# Collected data entries

--- begin ---

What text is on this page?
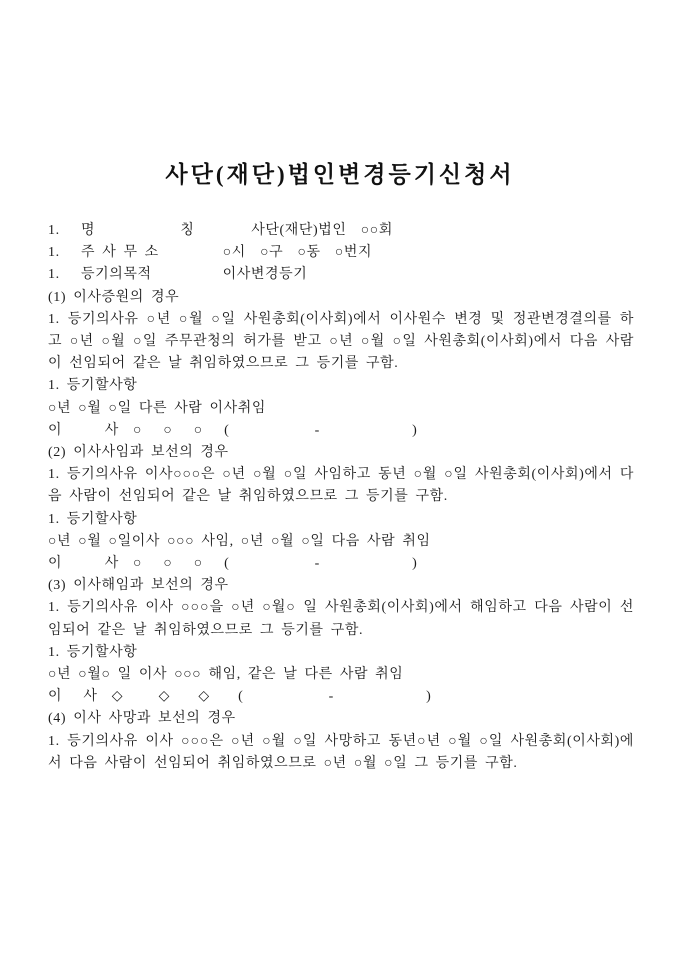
사단(재단)법인변경등기신청서
1.   명            칭        사단(재단)법인  ○○회
1.   주 사 무 소         ○시  ○구  ○동  ○번지
1.   등기의목적          이사변경등기
(1) 이사증원의 경우
1. 등기의사유 ○년 ○월 ○일 사원총회(이사회)에서 이사원수 변경 및 정관변경결의를 하고 ○년 ○월 ○일 주무관청의 허가를 받고 ○년 ○월 ○일 사원총회(이사회)에서 다음 사람이 선임되어 같은 날 취임하였으므로 그 등기를 구함.
1. 등기할사항
○년 ○월 ○일 다른 사람 이사취임
이      사  ○   ○   ○   (            -             )
(2) 이사사임과 보선의 경우
1. 등기의사유 이사○○○은 ○년 ○월 ○일 사임하고 동년 ○월 ○일 사원총회(이사회)에서 다음 사람이 선임되어 같은 날 취임하였으므로 그 등기를 구함.
1. 등기할사항
○년 ○월 ○일이사 ○○○ 사임, ○년 ○월 ○일 다음 사람 취임
이      사  ○   ○   ○   (            -             )
(3) 이사해임과 보선의 경우
1. 등기의사유 이사 ○○○을 ○년 ○월○ 일 사원총회(이사회)에서 해임하고 다음 사람이 선임되어 같은 날 취임하였으므로 그 등기를 구함.
1. 등기할사항
○년 ○월○ 일 이사 ○○○ 해임, 같은 날 다른 사람 취임
이   사  ◇     ◇    ◇    (            -             )
(4) 이사 사망과 보선의 경우
1. 등기의사유 이사 ○○○은 ○년 ○월 ○일 사망하고 동년○년 ○월 ○일 사원총회(이사회)에서 다음 사람이 선임되어 취임하였으므로 ○년 ○월 ○일 그 등기를 구함.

--- end ---

# Problem statement
Repeat the data exactly, without the pictures.

# Solution for this problem
What text is on this page?
사단(재단)법인변경등기신청서
1.   명            칭        사단(재단)법인  ○○회
1.   주 사 무 소         ○시  ○구  ○동  ○번지
1.   등기의목적          이사변경등기
(1) 이사증원의 경우
1. 등기의사유 ○년 ○월 ○일 사원총회(이사회)에서 이사원수 변경 및 정관변경결의를 하고 ○년 ○월 ○일 주무관청의 허가를 받고 ○년 ○월 ○일 사원총회(이사회)에서 다음 사람이 선임되어 같은 날 취임하였으므로 그 등기를 구함.
1. 등기할사항
○년 ○월 ○일 다른 사람 이사취임
이      사  ○   ○   ○   (            -             )
(2) 이사사임과 보선의 경우
1. 등기의사유 이사○○○은 ○년 ○월 ○일 사임하고 동년 ○월 ○일 사원총회(이사회)에서 다음 사람이 선임되어 같은 날 취임하였으므로 그 등기를 구함.
1. 등기할사항
○년 ○월 ○일이사 ○○○ 사임, ○년 ○월 ○일 다음 사람 취임
이      사  ○   ○   ○   (            -             )
(3) 이사해임과 보선의 경우
1. 등기의사유 이사 ○○○을 ○년 ○월○ 일 사원총회(이사회)에서 해임하고 다음 사람이 선임되어 같은 날 취임하였으므로 그 등기를 구함.
1. 등기할사항
○년 ○월○ 일 이사 ○○○ 해임, 같은 날 다른 사람 취임
이   사  ◇     ◇    ◇    (            -             )
(4) 이사 사망과 보선의 경우
1. 등기의사유 이사 ○○○은 ○년 ○월 ○일 사망하고 동년○년 ○월 ○일 사원총회(이사회)에서 다음 사람이 선임되어 취임하였으므로 ○년 ○월 ○일 그 등기를 구함.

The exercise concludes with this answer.